A block of data
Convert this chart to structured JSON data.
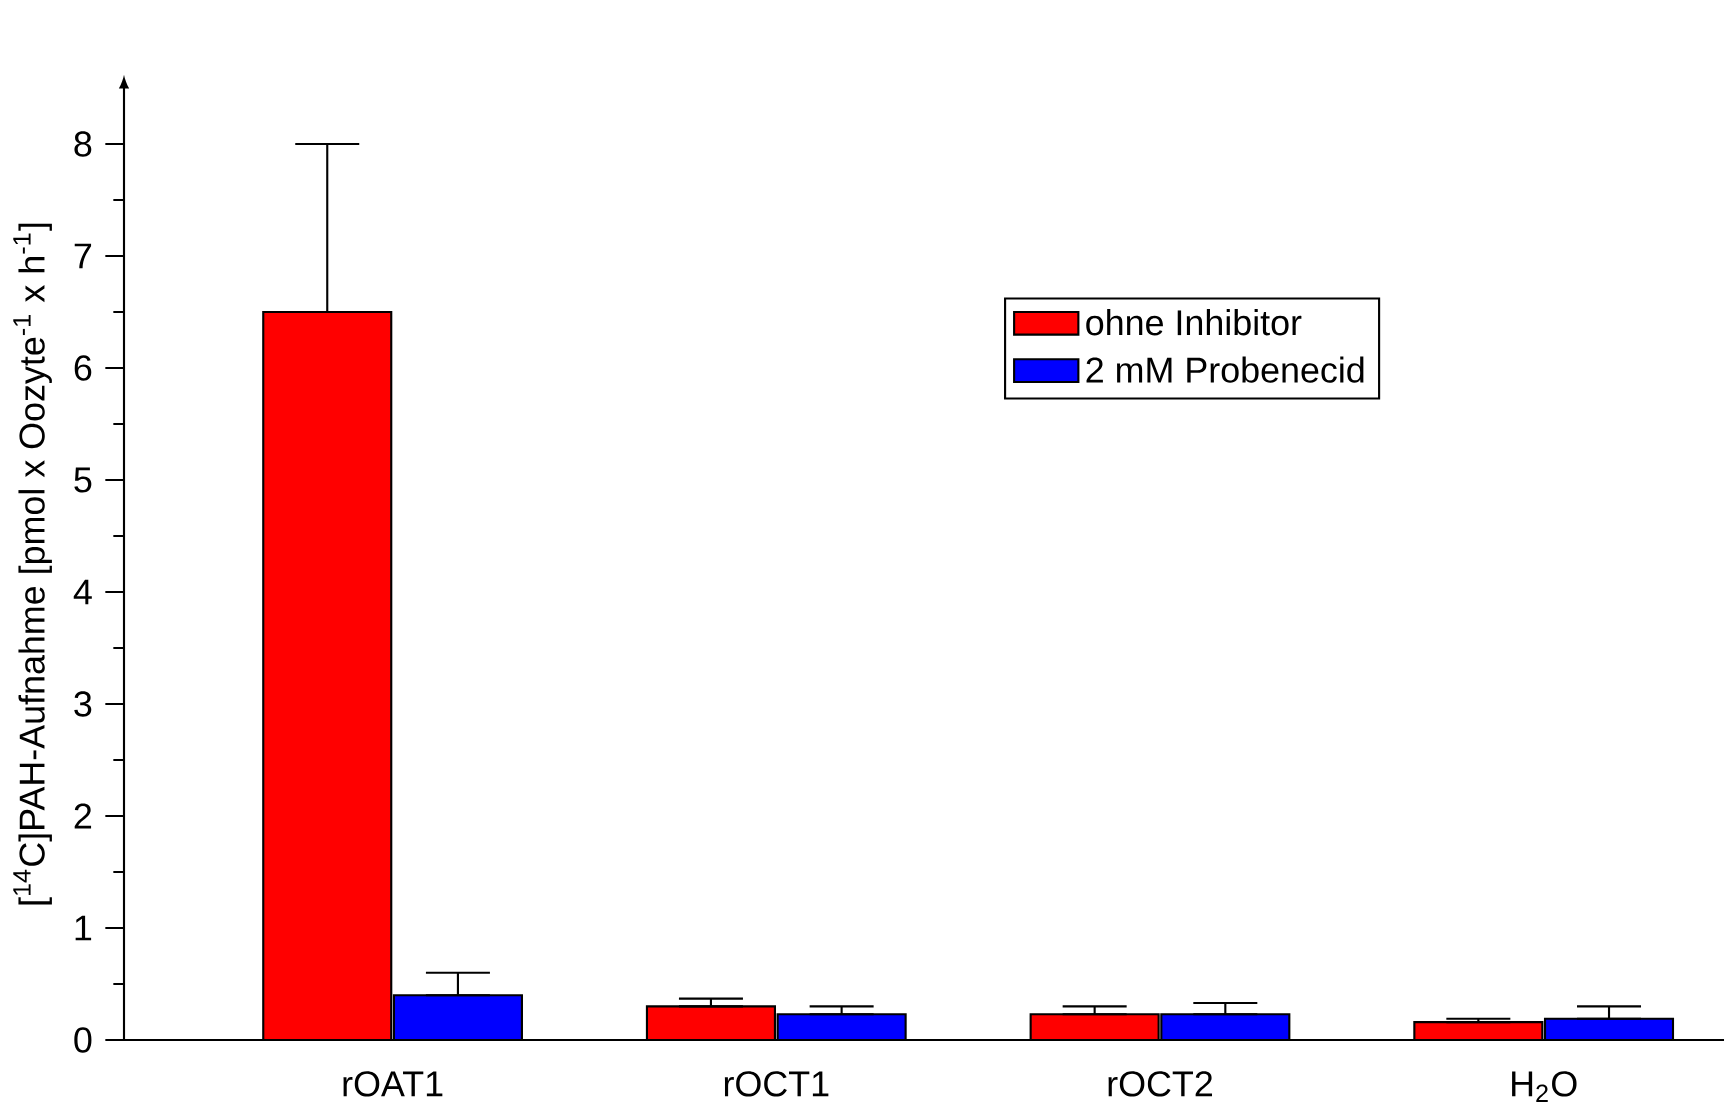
{
  "chart_data": {
    "type": "bar",
    "ylabel": "[$^{14}$C]PAH-Aufnahme [pmol x Oozyte$^{-1}$ x h$^{-1}$]",
    "categories": [
      "rOAT1",
      "rOCT1",
      "rOCT2",
      "H$_{2}$O"
    ],
    "series": [
      {
        "name": "ohne Inhibitor",
        "color": "#ff0000",
        "values": [
          6.5,
          0.3,
          0.23,
          0.16
        ],
        "errors": [
          [
            6.5,
            8.0
          ],
          [
            0.3,
            0.37
          ],
          [
            0.23,
            0.3
          ],
          [
            0.16,
            0.19
          ]
        ]
      },
      {
        "name": "2 mM Probenecid",
        "color": "#0000ff",
        "values": [
          0.4,
          0.23,
          0.23,
          0.19
        ],
        "errors": [
          [
            0.4,
            0.6
          ],
          [
            0.23,
            0.3
          ],
          [
            0.23,
            0.33
          ],
          [
            0.19,
            0.3
          ]
        ]
      }
    ],
    "ylim": [
      0,
      8.5
    ],
    "yticks": [
      0,
      1,
      2,
      3,
      4,
      5,
      6,
      7,
      8
    ],
    "legend": "top right",
    "grid": false
  }
}
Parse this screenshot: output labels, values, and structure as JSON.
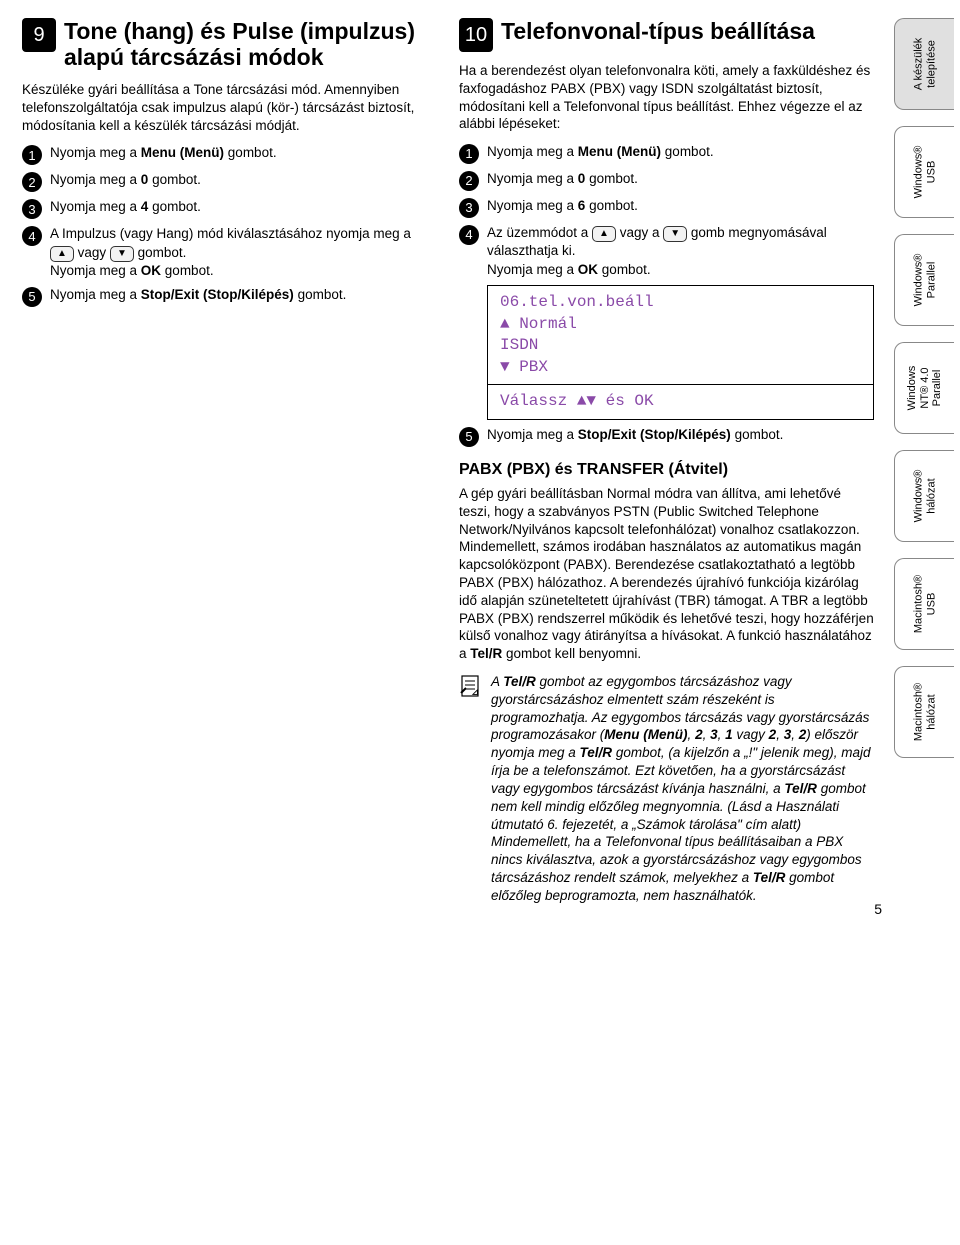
{
  "left": {
    "num": "9",
    "title": "Tone (hang) és Pulse (impulzus) alapú tárcsázási módok",
    "intro": "Készüléke gyári beállítása a Tone tárcsázási mód. Amennyiben telefonszolgáltatója csak impulzus alapú (kör-) tárcsázást biztosít, módosítania kell a készülék tárcsázási módját.",
    "steps": {
      "s1": "Nyomja meg a <b>Menu (Menü)</b> gombot.",
      "s2": "Nyomja meg a <b>0</b> gombot.",
      "s3": "Nyomja meg a <b>4</b> gombot.",
      "s4a": "A Impulzus (vagy Hang) mód kiválasztásához nyomja meg a ",
      "s4b": " vagy ",
      "s4c": " gombot.",
      "s4d": "Nyomja meg a <b>OK</b> gombot.",
      "s5": "Nyomja meg a <b>Stop/Exit (Stop/Kilépés)</b> gombot."
    }
  },
  "right": {
    "num": "10",
    "title": "Telefonvonal-típus beállítása",
    "intro": "Ha a berendezést olyan telefonvonalra köti, amely a faxküldéshez és faxfogadáshoz PABX (PBX) vagy ISDN szolgáltatást biztosít, módosítani kell a Telefonvonal típus beállítást. Ehhez végezze el az alábbi lépéseket:",
    "steps": {
      "s1": "Nyomja meg a <b>Menu (Menü)</b> gombot.",
      "s2": "Nyomja meg a <b>0</b> gombot.",
      "s3": "Nyomja meg a <b>6</b> gombot.",
      "s4a": "Az üzemmódot a ",
      "s4b": " vagy a ",
      "s4c": " gomb megnyomásával választhatja ki.",
      "s4d": "Nyomja meg a <b>OK</b> gombot.",
      "s5": "Nyomja meg a <b>Stop/Exit (Stop/Kilépés)</b> gombot."
    },
    "display": {
      "l1": "06.tel.von.beáll",
      "l2": "▲     Normál",
      "l3": "      ISDN",
      "l4": "▼     PBX",
      "bottom": "Válassz ▲▼ és OK"
    },
    "sub_title": "PABX (PBX) és TRANSFER (Átvitel)",
    "sub_body": "A gép gyári beállításban Normal módra van állítva, ami lehetővé teszi, hogy a szabványos PSTN (Public Switched Telephone Network/Nyilvános kapcsolt telefonhálózat) vonalhoz csatlakozzon. Mindemellett, számos irodában használatos az automatikus magán kapcsolóközpont (PABX). Berendezése csatlakoztatható a legtöbb PABX (PBX) hálózathoz. A berendezés újrahívó funkciója kizárólag idő alapján szüneteltetett újrahívást (TBR) támogat. A TBR a legtöbb PABX (PBX) rendszerrel működik és lehetővé teszi, hogy hozzáférjen külső vonalhoz vagy átirányítsa a hívásokat. A funkció használatához a <b>Tel/R</b> gombot kell benyomni.",
    "note": "A <b>Tel/R</b> gombot az egygombos tárcsázáshoz vagy gyorstárcsázáshoz elmentett szám részeként is programozhatja. Az egygombos tárcsázás vagy gyorstárcsázás programozásakor (<b>Menu (Menü)</b>, <b>2</b>, <b>3</b>, <b>1</b> vagy <b>2</b>, <b>3</b>, <b>2</b>) először nyomja meg a <b>Tel/R</b> gombot, (a kijelzőn a „!\" jelenik meg), majd írja be a telefonszámot. Ezt követően, ha a gyorstárcsázást vagy egygombos tárcsázást kívánja használni, a <b>Tel/R</b> gombot nem kell mindig előzőleg megnyomnia. (Lásd a Használati útmutató 6. fejezetét, a „Számok tárolása\" cím alatt) Mindemellett, ha a Telefonvonal típus beállításaiban a PBX nincs kiválasztva, azok a gyorstárcsázáshoz vagy egygombos tárcsázáshoz rendelt számok, melyekhez a <b>Tel/R</b> gombot előzőleg beprogramozta, nem használhatók."
  },
  "tabs": {
    "t1": "A készülék\ntelepítése",
    "t2": "Windows®\nUSB",
    "t3": "Windows®\nParallel",
    "t4": "Windows\nNT® 4.0\nParallel",
    "t5": "Windows®\nhálózat",
    "t6": "Macintosh®\nUSB",
    "t7": "Macintosh®\nhálózat"
  },
  "page_num": "5"
}
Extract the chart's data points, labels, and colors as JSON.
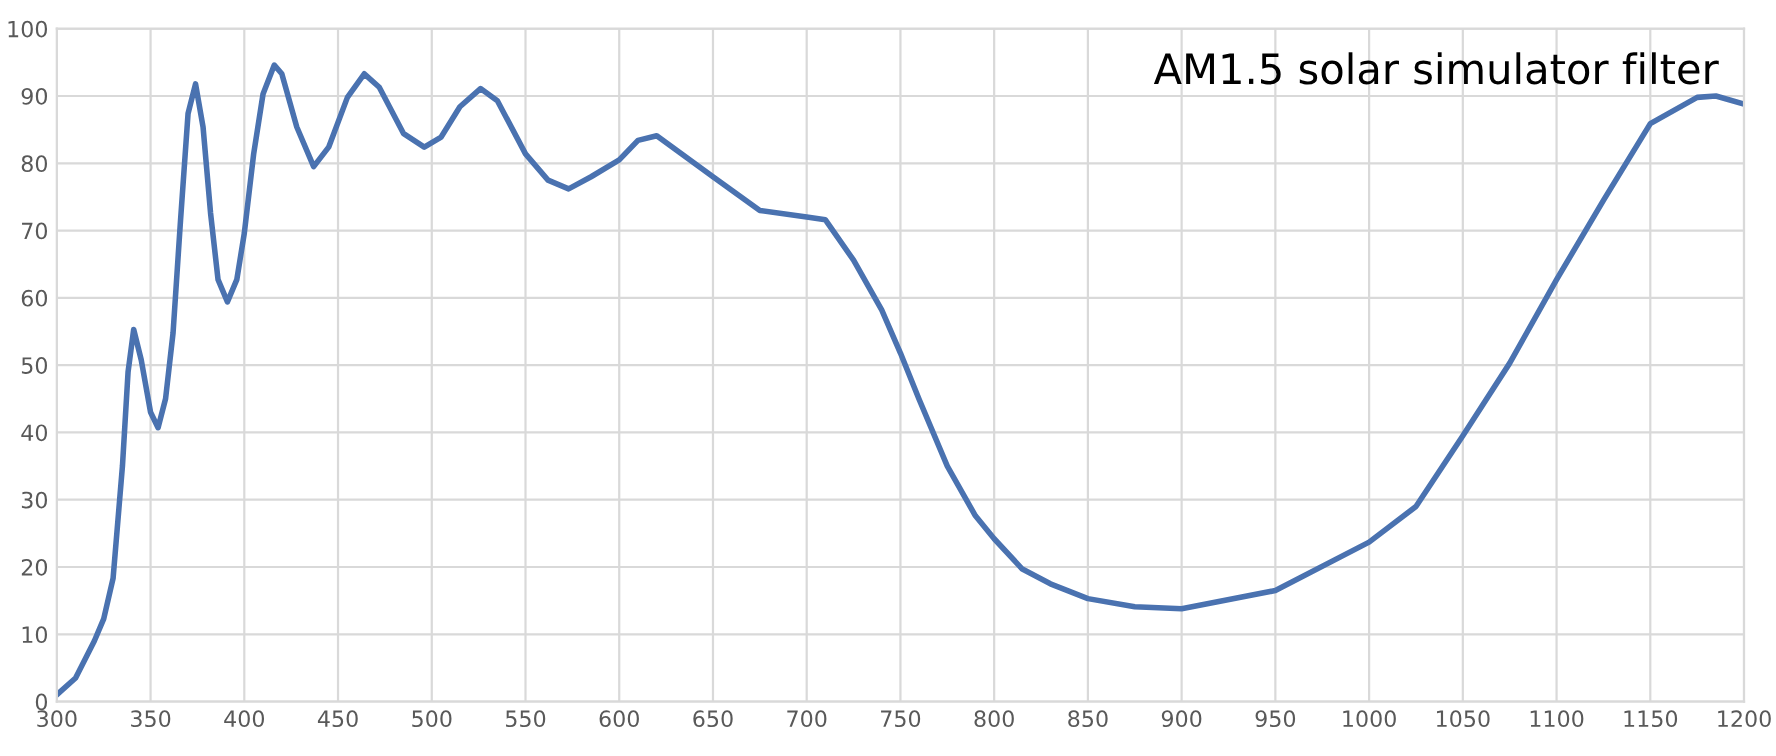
{
  "chart_data": {
    "type": "line",
    "title": "AM1.5 solar simulator filter",
    "x": [
      300,
      310,
      320,
      325,
      330,
      335,
      338,
      341,
      345,
      350,
      354,
      358,
      362,
      366,
      370,
      374,
      378,
      382,
      386,
      391,
      396,
      400,
      405,
      410,
      416,
      420,
      428,
      437,
      445,
      455,
      464,
      472,
      485,
      496,
      505,
      515,
      526,
      535,
      550,
      562,
      573,
      585,
      600,
      610,
      620,
      650,
      675,
      700,
      710,
      725,
      740,
      750,
      760,
      775,
      790,
      800,
      815,
      830,
      850,
      875,
      900,
      950,
      1000,
      1025,
      1050,
      1075,
      1100,
      1125,
      1150,
      1175,
      1185,
      1200
    ],
    "series": [
      {
        "color": "#4a72b0",
        "values": [
          1,
          3.5,
          9,
          12.3,
          18.3,
          35,
          49,
          55.3,
          50.8,
          43,
          40.7,
          45,
          54.8,
          71.6,
          87.4,
          91.8,
          85.4,
          72.6,
          62.7,
          59.4,
          62.7,
          69.6,
          81.4,
          90.3,
          94.6,
          93.3,
          85.4,
          79.5,
          82.4,
          89.8,
          93.3,
          91.3,
          84.4,
          82.4,
          83.9,
          88.4,
          91.1,
          89.3,
          81.4,
          77.5,
          76.2,
          78,
          80.5,
          83.4,
          84.1,
          78,
          73,
          72,
          71.6,
          65.6,
          58.2,
          51.8,
          44.9,
          35,
          27.6,
          24.2,
          19.7,
          17.5,
          15.3,
          14.1,
          13.8,
          16.5,
          23.7,
          29,
          39.5,
          50.3,
          62.7,
          74.5,
          85.9,
          89.8,
          90,
          88.8
        ]
      }
    ],
    "xlim": [
      300,
      1200
    ],
    "xticks": [
      300,
      350,
      400,
      450,
      500,
      550,
      600,
      650,
      700,
      750,
      800,
      850,
      900,
      950,
      1000,
      1050,
      1100,
      1150,
      1200
    ],
    "ylim": [
      0,
      100
    ],
    "yticks": [
      0,
      10,
      20,
      30,
      40,
      50,
      60,
      70,
      80,
      90,
      100
    ],
    "grid": true,
    "marker": "none",
    "line_style": "solid",
    "legend": false
  }
}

--- Task instructions ---
Look through the entries and find each line that has the string "készülék". Copy those lines.

--- Exercise answer ---
    "intro": "Készüléke gyári beállítása a Tone tárcsázási mód. Amennyiben telefonszolgáltatója csak impulzus alapú (kör-) tárcsázást biztosít, módosítania kell a készülék tárcsázási módját.",
    "t1": "A készülék\ntelepítése",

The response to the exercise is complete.